++++ MATERIAL SUPPLIED

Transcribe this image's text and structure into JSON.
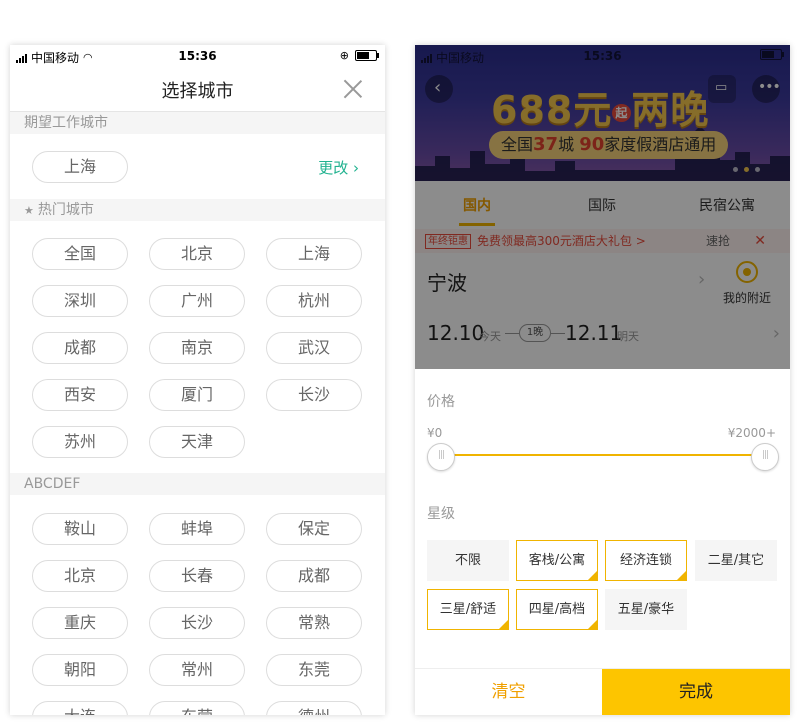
{
  "status_bar": {
    "carrier": "中国移动",
    "time": "15:36"
  },
  "left": {
    "title": "选择城市",
    "expected_section": "期望工作城市",
    "current_city": "上海",
    "change_label": "更改",
    "hot_section": "热门城市",
    "hot_cities": [
      "全国",
      "北京",
      "上海",
      "深圳",
      "广州",
      "杭州",
      "成都",
      "南京",
      "武汉",
      "西安",
      "厦门",
      "长沙",
      "苏州",
      "天津"
    ],
    "alpha_section": "ABCDEF",
    "alpha_cities": [
      "鞍山",
      "蚌埠",
      "保定",
      "北京",
      "长春",
      "成都",
      "重庆",
      "长沙",
      "常熟",
      "朝阳",
      "常州",
      "东莞",
      "大连",
      "东营",
      "德州"
    ]
  },
  "right": {
    "banner": {
      "headline": "688元",
      "badge": "起",
      "headline2": "两晚",
      "sub_prefix": "全国",
      "num_cities": "37",
      "city_word": "城",
      "num_hotels": "90",
      "sub_suffix": "家度假酒店通用"
    },
    "tabs": [
      "国内",
      "国际",
      "民宿公寓"
    ],
    "promo": {
      "tag": "年终钜惠",
      "text": "免费领最高300元酒店大礼包 >",
      "grab": "速抢",
      "close": "✕"
    },
    "city": "宁波",
    "nearby": "我的附近",
    "date_in": "12.10",
    "date_in_label": "今天",
    "nights": "1晚",
    "date_out": "12.11",
    "date_out_label": "明天",
    "price_label": "价格",
    "price_min": "¥0",
    "price_max": "¥2000+",
    "price_range": [
      0,
      1
    ],
    "star_label": "星级",
    "star_options": [
      {
        "label": "不限",
        "selected": false
      },
      {
        "label": "客栈/公寓",
        "selected": true
      },
      {
        "label": "经济连锁",
        "selected": true
      },
      {
        "label": "二星/其它",
        "selected": false
      },
      {
        "label": "三星/舒适",
        "selected": true
      },
      {
        "label": "四星/高档",
        "selected": true
      },
      {
        "label": "五星/豪华",
        "selected": false
      }
    ],
    "clear_label": "清空",
    "done_label": "完成"
  },
  "colors": {
    "accent": "#f0b400",
    "teal": "#21b28f",
    "promo_red": "#e94b3c",
    "done_bg": "#fdc500"
  }
}
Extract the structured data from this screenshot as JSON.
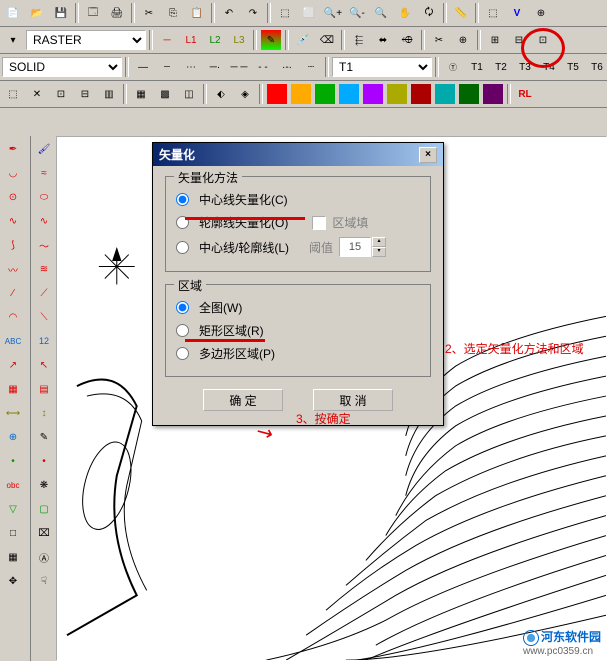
{
  "row2": {
    "layer_combo": "RASTER",
    "btns_layer": [
      "─",
      "L1",
      "L2",
      "L3"
    ]
  },
  "row3": {
    "linetype_combo": "SOLID",
    "text_combo": "T1",
    "tbtns": [
      "T1",
      "T2",
      "T3",
      "T4",
      "T5",
      "T6"
    ]
  },
  "row4": {
    "rl_btn": "RL"
  },
  "dialog": {
    "title": "矢量化",
    "close": "×",
    "group_method": {
      "legend": "矢量化方法",
      "opt_center": "中心线矢量化(C)",
      "opt_outline": "轮廓线矢量化(O)",
      "opt_both": "中心线/轮廓线(L)",
      "chk_fill_label": "区域填",
      "threshold_label": "阈值",
      "threshold_value": "15"
    },
    "group_region": {
      "legend": "区域",
      "opt_full": "全图(W)",
      "opt_rect": "矩形区域(R)",
      "opt_poly": "多边形区域(P)"
    },
    "ok": "确 定",
    "cancel": "取 消"
  },
  "annotations": {
    "a2": "2、选定矢量化方法和区域",
    "a3": "3、按确定"
  },
  "watermark": {
    "name": "河东软件园",
    "url": "www.pc0359.cn"
  }
}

++++++++

• [WRITTEN REQUEST]
Reproduce the material above verbatim; omit every picture.

• [EXPECTED OUTPUT]
Transcribe this image's text and structure into JSON.
{
  "status_bar": {
    "carrier": "中国移动",
    "time": "15:36"
  },
  "left": {
    "title": "选择城市",
    "expected_section": "期望工作城市",
    "current_city": "上海",
    "change_label": "更改",
    "hot_section": "热门城市",
    "hot_cities": [
      "全国",
      "北京",
      "上海",
      "深圳",
      "广州",
      "杭州",
      "成都",
      "南京",
      "武汉",
      "西安",
      "厦门",
      "长沙",
      "苏州",
      "天津"
    ],
    "alpha_section": "ABCDEF",
    "alpha_cities": [
      "鞍山",
      "蚌埠",
      "保定",
      "北京",
      "长春",
      "成都",
      "重庆",
      "长沙",
      "常熟",
      "朝阳",
      "常州",
      "东莞",
      "大连",
      "东营",
      "德州"
    ]
  },
  "right": {
    "banner": {
      "headline": "688元",
      "badge": "起",
      "headline2": "两晚",
      "sub_prefix": "全国",
      "num_cities": "37",
      "city_word": "城",
      "num_hotels": "90",
      "sub_suffix": "家度假酒店通用"
    },
    "tabs": [
      "国内",
      "国际",
      "民宿公寓"
    ],
    "promo": {
      "tag": "年终钜惠",
      "text": "免费领最高300元酒店大礼包 >",
      "grab": "速抢",
      "close": "✕"
    },
    "city": "宁波",
    "nearby": "我的附近",
    "date_in": "12.10",
    "date_in_label": "今天",
    "nights": "1晚",
    "date_out": "12.11",
    "date_out_label": "明天",
    "price_label": "价格",
    "price_min": "¥0",
    "price_max": "¥2000+",
    "price_range": [
      0,
      1
    ],
    "star_label": "星级",
    "star_options": [
      {
        "label": "不限",
        "selected": false
      },
      {
        "label": "客栈/公寓",
        "selected": true
      },
      {
        "label": "经济连锁",
        "selected": true
      },
      {
        "label": "二星/其它",
        "selected": false
      },
      {
        "label": "三星/舒适",
        "selected": true
      },
      {
        "label": "四星/高档",
        "selected": true
      },
      {
        "label": "五星/豪华",
        "selected": false
      }
    ],
    "clear_label": "清空",
    "done_label": "完成"
  },
  "colors": {
    "accent": "#f0b400",
    "teal": "#21b28f",
    "promo_red": "#e94b3c",
    "done_bg": "#fdc500"
  }
}
Extract the structured data from this screenshot as JSON.
{
  "row2": {
    "layer_combo": "RASTER",
    "btns_layer": [
      "─",
      "L1",
      "L2",
      "L3"
    ]
  },
  "row3": {
    "linetype_combo": "SOLID",
    "text_combo": "T1",
    "tbtns": [
      "T1",
      "T2",
      "T3",
      "T4",
      "T5",
      "T6"
    ]
  },
  "row4": {
    "rl_btn": "RL"
  },
  "dialog": {
    "title": "矢量化",
    "close": "×",
    "group_method": {
      "legend": "矢量化方法",
      "opt_center": "中心线矢量化(C)",
      "opt_outline": "轮廓线矢量化(O)",
      "opt_both": "中心线/轮廓线(L)",
      "chk_fill_label": "区域填",
      "threshold_label": "阈值",
      "threshold_value": "15"
    },
    "group_region": {
      "legend": "区域",
      "opt_full": "全图(W)",
      "opt_rect": "矩形区域(R)",
      "opt_poly": "多边形区域(P)"
    },
    "ok": "确 定",
    "cancel": "取 消"
  },
  "annotations": {
    "a2": "2、选定矢量化方法和区域",
    "a3": "3、按确定"
  },
  "watermark": {
    "name": "河东软件园",
    "url": "www.pc0359.cn"
  }
}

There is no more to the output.